### MATERIAL PROVIDED ###
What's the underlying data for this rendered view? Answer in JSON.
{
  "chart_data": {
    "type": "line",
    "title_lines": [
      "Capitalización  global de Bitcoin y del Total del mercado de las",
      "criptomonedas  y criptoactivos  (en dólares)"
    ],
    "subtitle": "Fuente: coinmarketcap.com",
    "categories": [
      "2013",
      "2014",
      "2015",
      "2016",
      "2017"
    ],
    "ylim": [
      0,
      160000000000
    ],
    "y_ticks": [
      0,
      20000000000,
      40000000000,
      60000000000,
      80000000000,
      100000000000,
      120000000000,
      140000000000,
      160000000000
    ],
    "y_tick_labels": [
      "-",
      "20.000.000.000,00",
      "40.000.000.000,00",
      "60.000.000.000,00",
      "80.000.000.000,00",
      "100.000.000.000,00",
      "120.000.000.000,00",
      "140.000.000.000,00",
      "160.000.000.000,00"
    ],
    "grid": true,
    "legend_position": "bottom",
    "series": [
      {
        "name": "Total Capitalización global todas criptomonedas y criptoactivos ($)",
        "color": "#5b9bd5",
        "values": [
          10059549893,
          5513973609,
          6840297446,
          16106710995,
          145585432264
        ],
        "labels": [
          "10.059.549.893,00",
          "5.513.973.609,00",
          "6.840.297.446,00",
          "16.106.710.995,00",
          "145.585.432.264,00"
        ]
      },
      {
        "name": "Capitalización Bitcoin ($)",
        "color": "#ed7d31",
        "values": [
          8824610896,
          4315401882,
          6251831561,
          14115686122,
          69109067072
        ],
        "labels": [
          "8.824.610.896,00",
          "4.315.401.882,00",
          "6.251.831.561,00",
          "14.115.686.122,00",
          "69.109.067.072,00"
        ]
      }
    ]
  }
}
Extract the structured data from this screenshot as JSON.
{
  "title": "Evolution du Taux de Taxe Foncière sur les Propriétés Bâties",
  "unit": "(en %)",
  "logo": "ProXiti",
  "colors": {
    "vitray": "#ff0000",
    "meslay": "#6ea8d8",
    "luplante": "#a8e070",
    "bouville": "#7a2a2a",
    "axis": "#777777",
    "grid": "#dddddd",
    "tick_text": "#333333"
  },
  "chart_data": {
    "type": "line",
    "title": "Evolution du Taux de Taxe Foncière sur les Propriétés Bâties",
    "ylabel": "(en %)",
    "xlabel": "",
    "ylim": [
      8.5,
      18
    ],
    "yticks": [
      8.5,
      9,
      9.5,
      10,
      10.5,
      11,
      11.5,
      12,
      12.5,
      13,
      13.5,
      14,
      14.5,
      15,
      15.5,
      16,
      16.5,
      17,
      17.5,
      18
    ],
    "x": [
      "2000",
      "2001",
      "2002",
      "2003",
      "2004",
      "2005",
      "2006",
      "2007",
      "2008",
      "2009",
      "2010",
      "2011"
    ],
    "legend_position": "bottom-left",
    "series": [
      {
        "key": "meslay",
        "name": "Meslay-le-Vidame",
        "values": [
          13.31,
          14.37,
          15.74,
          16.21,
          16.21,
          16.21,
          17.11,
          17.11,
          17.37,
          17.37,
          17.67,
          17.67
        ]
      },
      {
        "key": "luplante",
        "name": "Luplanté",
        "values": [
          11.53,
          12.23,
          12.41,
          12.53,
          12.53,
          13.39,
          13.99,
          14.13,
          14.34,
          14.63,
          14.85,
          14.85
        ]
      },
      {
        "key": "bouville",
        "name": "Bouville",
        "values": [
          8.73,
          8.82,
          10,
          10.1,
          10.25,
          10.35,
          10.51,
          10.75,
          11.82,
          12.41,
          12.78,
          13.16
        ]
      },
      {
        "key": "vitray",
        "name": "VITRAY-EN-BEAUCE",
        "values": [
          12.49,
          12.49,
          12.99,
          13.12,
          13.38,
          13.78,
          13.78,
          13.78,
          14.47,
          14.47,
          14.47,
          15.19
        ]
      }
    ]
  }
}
###
WRITTEN TASK: Repeat the records exactly, including every line.

RESPONSE TO THIS EXERCISE:
What's the underlying data for this rendered view? Answer in JSON.
{
  "chart_data": {
    "type": "line",
    "title_lines": [
      "Capitalización  global de Bitcoin y del Total del mercado de las",
      "criptomonedas  y criptoactivos  (en dólares)"
    ],
    "subtitle": "Fuente: coinmarketcap.com",
    "categories": [
      "2013",
      "2014",
      "2015",
      "2016",
      "2017"
    ],
    "ylim": [
      0,
      160000000000
    ],
    "y_ticks": [
      0,
      20000000000,
      40000000000,
      60000000000,
      80000000000,
      100000000000,
      120000000000,
      140000000000,
      160000000000
    ],
    "y_tick_labels": [
      "-",
      "20.000.000.000,00",
      "40.000.000.000,00",
      "60.000.000.000,00",
      "80.000.000.000,00",
      "100.000.000.000,00",
      "120.000.000.000,00",
      "140.000.000.000,00",
      "160.000.000.000,00"
    ],
    "grid": true,
    "legend_position": "bottom",
    "series": [
      {
        "name": "Total Capitalización global todas criptomonedas y criptoactivos ($)",
        "color": "#5b9bd5",
        "values": [
          10059549893,
          5513973609,
          6840297446,
          16106710995,
          145585432264
        ],
        "labels": [
          "10.059.549.893,00",
          "5.513.973.609,00",
          "6.840.297.446,00",
          "16.106.710.995,00",
          "145.585.432.264,00"
        ]
      },
      {
        "name": "Capitalización Bitcoin ($)",
        "color": "#ed7d31",
        "values": [
          8824610896,
          4315401882,
          6251831561,
          14115686122,
          69109067072
        ],
        "labels": [
          "8.824.610.896,00",
          "4.315.401.882,00",
          "6.251.831.561,00",
          "14.115.686.122,00",
          "69.109.067.072,00"
        ]
      }
    ]
  }
}
Extract the structured data from this screenshot as JSON.
{
  "title": "Evolution du Taux de Taxe Foncière sur les Propriétés Bâties",
  "unit": "(en %)",
  "logo": "ProXiti",
  "colors": {
    "vitray": "#ff0000",
    "meslay": "#6ea8d8",
    "luplante": "#a8e070",
    "bouville": "#7a2a2a",
    "axis": "#777777",
    "grid": "#dddddd",
    "tick_text": "#333333"
  },
  "chart_data": {
    "type": "line",
    "title": "Evolution du Taux de Taxe Foncière sur les Propriétés Bâties",
    "ylabel": "(en %)",
    "xlabel": "",
    "ylim": [
      8.5,
      18
    ],
    "yticks": [
      8.5,
      9,
      9.5,
      10,
      10.5,
      11,
      11.5,
      12,
      12.5,
      13,
      13.5,
      14,
      14.5,
      15,
      15.5,
      16,
      16.5,
      17,
      17.5,
      18
    ],
    "x": [
      "2000",
      "2001",
      "2002",
      "2003",
      "2004",
      "2005",
      "2006",
      "2007",
      "2008",
      "2009",
      "2010",
      "2011"
    ],
    "legend_position": "bottom-left",
    "series": [
      {
        "key": "meslay",
        "name": "Meslay-le-Vidame",
        "values": [
          13.31,
          14.37,
          15.74,
          16.21,
          16.21,
          16.21,
          17.11,
          17.11,
          17.37,
          17.37,
          17.67,
          17.67
        ]
      },
      {
        "key": "luplante",
        "name": "Luplanté",
        "values": [
          11.53,
          12.23,
          12.41,
          12.53,
          12.53,
          13.39,
          13.99,
          14.13,
          14.34,
          14.63,
          14.85,
          14.85
        ]
      },
      {
        "key": "bouville",
        "name": "Bouville",
        "values": [
          8.73,
          8.82,
          10,
          10.1,
          10.25,
          10.35,
          10.51,
          10.75,
          11.82,
          12.41,
          12.78,
          13.16
        ]
      },
      {
        "key": "vitray",
        "name": "VITRAY-EN-BEAUCE",
        "values": [
          12.49,
          12.49,
          12.99,
          13.12,
          13.38,
          13.78,
          13.78,
          13.78,
          14.47,
          14.47,
          14.47,
          15.19
        ]
      }
    ]
  }
}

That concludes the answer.